** start **

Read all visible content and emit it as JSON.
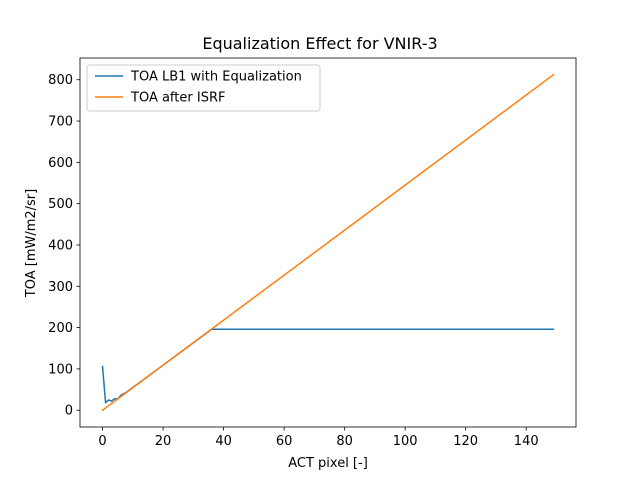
{
  "chart_data": {
    "type": "line",
    "title": "Equalization Effect for VNIR-3",
    "xlabel": "ACT pixel [-]",
    "ylabel": "TOA [mW/m2/sr]",
    "xlim": [
      -7.45,
      156.45
    ],
    "ylim": [
      -40.6,
      852.6
    ],
    "xticks": [
      0,
      20,
      40,
      60,
      80,
      100,
      120,
      140
    ],
    "yticks": [
      0,
      100,
      200,
      300,
      400,
      500,
      600,
      700,
      800
    ],
    "grid": false,
    "legend_position": "upper-left",
    "series": [
      {
        "name": "TOA LB1 with Equalization",
        "color": "#1f77b4",
        "x": [
          0,
          1,
          2,
          3,
          4,
          5,
          6,
          7,
          8,
          10,
          15,
          20,
          25,
          30,
          35,
          36,
          40,
          60,
          80,
          100,
          120,
          140,
          149
        ],
        "y": [
          106,
          18,
          25,
          22,
          28,
          27,
          36,
          40,
          44,
          55,
          82,
          109,
          136,
          163,
          190,
          196,
          196,
          196,
          196,
          196,
          196,
          196,
          196
        ]
      },
      {
        "name": "TOA after ISRF",
        "color": "#ff7f0e",
        "x": [
          0,
          149
        ],
        "y": [
          0,
          812
        ]
      }
    ]
  }
}
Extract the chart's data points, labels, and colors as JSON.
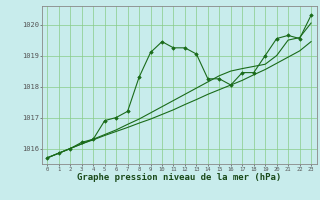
{
  "background_color": "#c8ecec",
  "grid_color": "#88cc88",
  "line_color": "#1a6b1a",
  "marker_color": "#1a6b1a",
  "xlabel": "Graphe pression niveau de la mer (hPa)",
  "ylim": [
    1015.5,
    1020.6
  ],
  "xlim": [
    -0.5,
    23.5
  ],
  "yticks": [
    1016,
    1017,
    1018,
    1019,
    1020
  ],
  "xticks": [
    0,
    1,
    2,
    3,
    4,
    5,
    6,
    7,
    8,
    9,
    10,
    11,
    12,
    13,
    14,
    15,
    16,
    17,
    18,
    19,
    20,
    21,
    22,
    23
  ],
  "series1": [
    1015.7,
    1015.85,
    1016.0,
    1016.2,
    1016.3,
    1016.9,
    1017.0,
    1017.2,
    1018.3,
    1019.1,
    1019.45,
    1019.25,
    1019.25,
    1019.05,
    1018.25,
    1018.25,
    1018.05,
    1018.45,
    1018.45,
    1019.0,
    1019.55,
    1019.65,
    1019.55,
    1020.3
  ],
  "series2": [
    1015.7,
    1015.85,
    1016.0,
    1016.15,
    1016.28,
    1016.42,
    1016.55,
    1016.68,
    1016.82,
    1016.95,
    1017.1,
    1017.25,
    1017.42,
    1017.58,
    1017.75,
    1017.9,
    1018.05,
    1018.2,
    1018.38,
    1018.55,
    1018.75,
    1018.95,
    1019.15,
    1019.45
  ],
  "series3": [
    1015.7,
    1015.85,
    1016.0,
    1016.15,
    1016.3,
    1016.45,
    1016.6,
    1016.78,
    1016.95,
    1017.15,
    1017.35,
    1017.55,
    1017.75,
    1017.95,
    1018.15,
    1018.35,
    1018.5,
    1018.58,
    1018.65,
    1018.72,
    1019.0,
    1019.5,
    1019.58,
    1020.05
  ]
}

** end **

--- Direction ---
The records above must be echoed exactly, minus their pictures.

--- Task output ---
Read all visible content and emit it as JSON.
{
  "chart_data": {
    "type": "line",
    "title": "Equalization Effect for VNIR-3",
    "xlabel": "ACT pixel [-]",
    "ylabel": "TOA [mW/m2/sr]",
    "xlim": [
      -7.45,
      156.45
    ],
    "ylim": [
      -40.6,
      852.6
    ],
    "xticks": [
      0,
      20,
      40,
      60,
      80,
      100,
      120,
      140
    ],
    "yticks": [
      0,
      100,
      200,
      300,
      400,
      500,
      600,
      700,
      800
    ],
    "grid": false,
    "legend_position": "upper-left",
    "series": [
      {
        "name": "TOA LB1 with Equalization",
        "color": "#1f77b4",
        "x": [
          0,
          1,
          2,
          3,
          4,
          5,
          6,
          7,
          8,
          10,
          15,
          20,
          25,
          30,
          35,
          36,
          40,
          60,
          80,
          100,
          120,
          140,
          149
        ],
        "y": [
          106,
          18,
          25,
          22,
          28,
          27,
          36,
          40,
          44,
          55,
          82,
          109,
          136,
          163,
          190,
          196,
          196,
          196,
          196,
          196,
          196,
          196,
          196
        ]
      },
      {
        "name": "TOA after ISRF",
        "color": "#ff7f0e",
        "x": [
          0,
          149
        ],
        "y": [
          0,
          812
        ]
      }
    ]
  }
}
Extract the chart's data points, labels, and colors as JSON.
{
  "background_color": "#c8ecec",
  "grid_color": "#88cc88",
  "line_color": "#1a6b1a",
  "marker_color": "#1a6b1a",
  "xlabel": "Graphe pression niveau de la mer (hPa)",
  "ylim": [
    1015.5,
    1020.6
  ],
  "xlim": [
    -0.5,
    23.5
  ],
  "yticks": [
    1016,
    1017,
    1018,
    1019,
    1020
  ],
  "xticks": [
    0,
    1,
    2,
    3,
    4,
    5,
    6,
    7,
    8,
    9,
    10,
    11,
    12,
    13,
    14,
    15,
    16,
    17,
    18,
    19,
    20,
    21,
    22,
    23
  ],
  "series1": [
    1015.7,
    1015.85,
    1016.0,
    1016.2,
    1016.3,
    1016.9,
    1017.0,
    1017.2,
    1018.3,
    1019.1,
    1019.45,
    1019.25,
    1019.25,
    1019.05,
    1018.25,
    1018.25,
    1018.05,
    1018.45,
    1018.45,
    1019.0,
    1019.55,
    1019.65,
    1019.55,
    1020.3
  ],
  "series2": [
    1015.7,
    1015.85,
    1016.0,
    1016.15,
    1016.28,
    1016.42,
    1016.55,
    1016.68,
    1016.82,
    1016.95,
    1017.1,
    1017.25,
    1017.42,
    1017.58,
    1017.75,
    1017.9,
    1018.05,
    1018.2,
    1018.38,
    1018.55,
    1018.75,
    1018.95,
    1019.15,
    1019.45
  ],
  "series3": [
    1015.7,
    1015.85,
    1016.0,
    1016.15,
    1016.3,
    1016.45,
    1016.6,
    1016.78,
    1016.95,
    1017.15,
    1017.35,
    1017.55,
    1017.75,
    1017.95,
    1018.15,
    1018.35,
    1018.5,
    1018.58,
    1018.65,
    1018.72,
    1019.0,
    1019.5,
    1019.58,
    1020.05
  ]
}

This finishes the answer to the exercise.